start
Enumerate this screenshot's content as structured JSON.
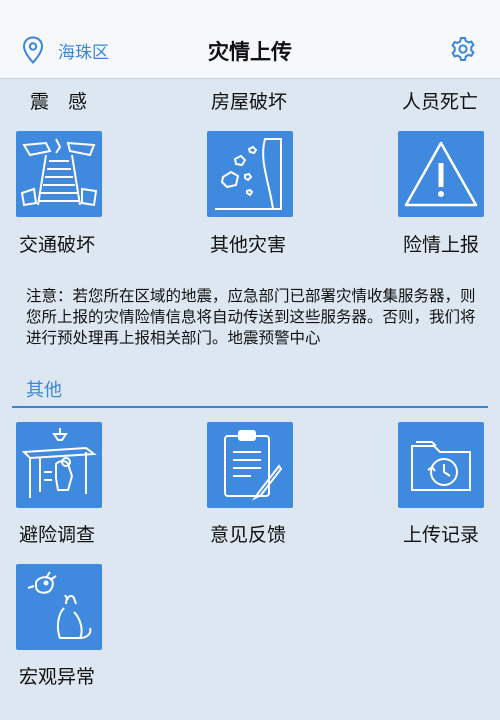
{
  "header": {
    "location": "海珠区",
    "title": "灾情上传"
  },
  "top_labels": [
    "震　感",
    "房屋破坏",
    "人员死亡"
  ],
  "grid1": [
    {
      "label": "交通破坏",
      "icon": "damaged-road-icon"
    },
    {
      "label": "其他灾害",
      "icon": "landslide-icon"
    },
    {
      "label": "险情上报",
      "icon": "warning-triangle-icon"
    }
  ],
  "notice": "注意：若您所在区域的地震，应急部门已部署灾情收集服务器，则您所上报的灾情险情信息将自动传送到这些服务器。否则，我们将进行预处理再上报相关部门。地震预警中心",
  "section": {
    "title": "其他"
  },
  "grid2": [
    {
      "label": "避险调查",
      "icon": "shelter-under-table-icon"
    },
    {
      "label": "意见反馈",
      "icon": "clipboard-pen-icon"
    },
    {
      "label": "上传记录",
      "icon": "folder-history-icon"
    },
    {
      "label": "宏观异常",
      "icon": "animal-anomaly-icon"
    }
  ],
  "colors": {
    "accent": "#3b87d6",
    "tile": "#3f89de",
    "background": "#dde7f1"
  }
}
end
Pick out each line containing "icon" and report it.

## Expected answer
      "icon": "damaged-road-icon"
      "icon": "landslide-icon"
      "icon": "warning-triangle-icon"
      "icon": "shelter-under-table-icon"
      "icon": "clipboard-pen-icon"
      "icon": "folder-history-icon"
      "icon": "animal-anomaly-icon"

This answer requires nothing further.